**EXERCISE DIRECTIONS:** Reproduce the full listing that appears beneath this instruction exactly.

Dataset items
★ ★ ★ ★ ★ ★ ★

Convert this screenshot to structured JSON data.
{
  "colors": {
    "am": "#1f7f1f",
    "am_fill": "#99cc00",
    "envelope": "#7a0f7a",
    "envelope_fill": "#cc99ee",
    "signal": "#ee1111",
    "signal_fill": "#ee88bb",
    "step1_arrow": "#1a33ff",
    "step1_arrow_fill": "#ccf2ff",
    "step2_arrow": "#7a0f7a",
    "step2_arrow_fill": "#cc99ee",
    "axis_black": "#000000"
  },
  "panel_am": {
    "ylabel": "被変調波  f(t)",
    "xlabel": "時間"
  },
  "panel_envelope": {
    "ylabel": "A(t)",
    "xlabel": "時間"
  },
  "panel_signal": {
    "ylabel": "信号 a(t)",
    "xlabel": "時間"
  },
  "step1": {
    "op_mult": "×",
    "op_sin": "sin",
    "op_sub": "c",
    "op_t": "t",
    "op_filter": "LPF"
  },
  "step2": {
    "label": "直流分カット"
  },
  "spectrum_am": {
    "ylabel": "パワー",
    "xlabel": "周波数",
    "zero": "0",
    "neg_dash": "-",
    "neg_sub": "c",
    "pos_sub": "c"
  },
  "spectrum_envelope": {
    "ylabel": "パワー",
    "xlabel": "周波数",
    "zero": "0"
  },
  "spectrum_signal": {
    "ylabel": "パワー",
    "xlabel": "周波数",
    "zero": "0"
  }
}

★ ★ ★ ★ ★ ★ ★

**RESULT:**
Convert this screenshot to structured JSON data.
{
  "colors": {
    "am": "#1f7f1f",
    "am_fill": "#99cc00",
    "envelope": "#7a0f7a",
    "envelope_fill": "#cc99ee",
    "signal": "#ee1111",
    "signal_fill": "#ee88bb",
    "step1_arrow": "#1a33ff",
    "step1_arrow_fill": "#ccf2ff",
    "step2_arrow": "#7a0f7a",
    "step2_arrow_fill": "#cc99ee",
    "axis_black": "#000000"
  },
  "panel_am": {
    "ylabel": "被変調波  f(t)",
    "xlabel": "時間"
  },
  "panel_envelope": {
    "ylabel": "A(t)",
    "xlabel": "時間"
  },
  "panel_signal": {
    "ylabel": "信号 a(t)",
    "xlabel": "時間"
  },
  "step1": {
    "op_mult": "×",
    "op_sin": "sin",
    "op_sub": "c",
    "op_t": "t",
    "op_filter": "LPF"
  },
  "step2": {
    "label": "直流分カット"
  },
  "spectrum_am": {
    "ylabel": "パワー",
    "xlabel": "周波数",
    "zero": "0",
    "neg_dash": "-",
    "neg_sub": "c",
    "pos_sub": "c"
  },
  "spectrum_envelope": {
    "ylabel": "パワー",
    "xlabel": "周波数",
    "zero": "0"
  },
  "spectrum_signal": {
    "ylabel": "パワー",
    "xlabel": "周波数",
    "zero": "0"
  }
}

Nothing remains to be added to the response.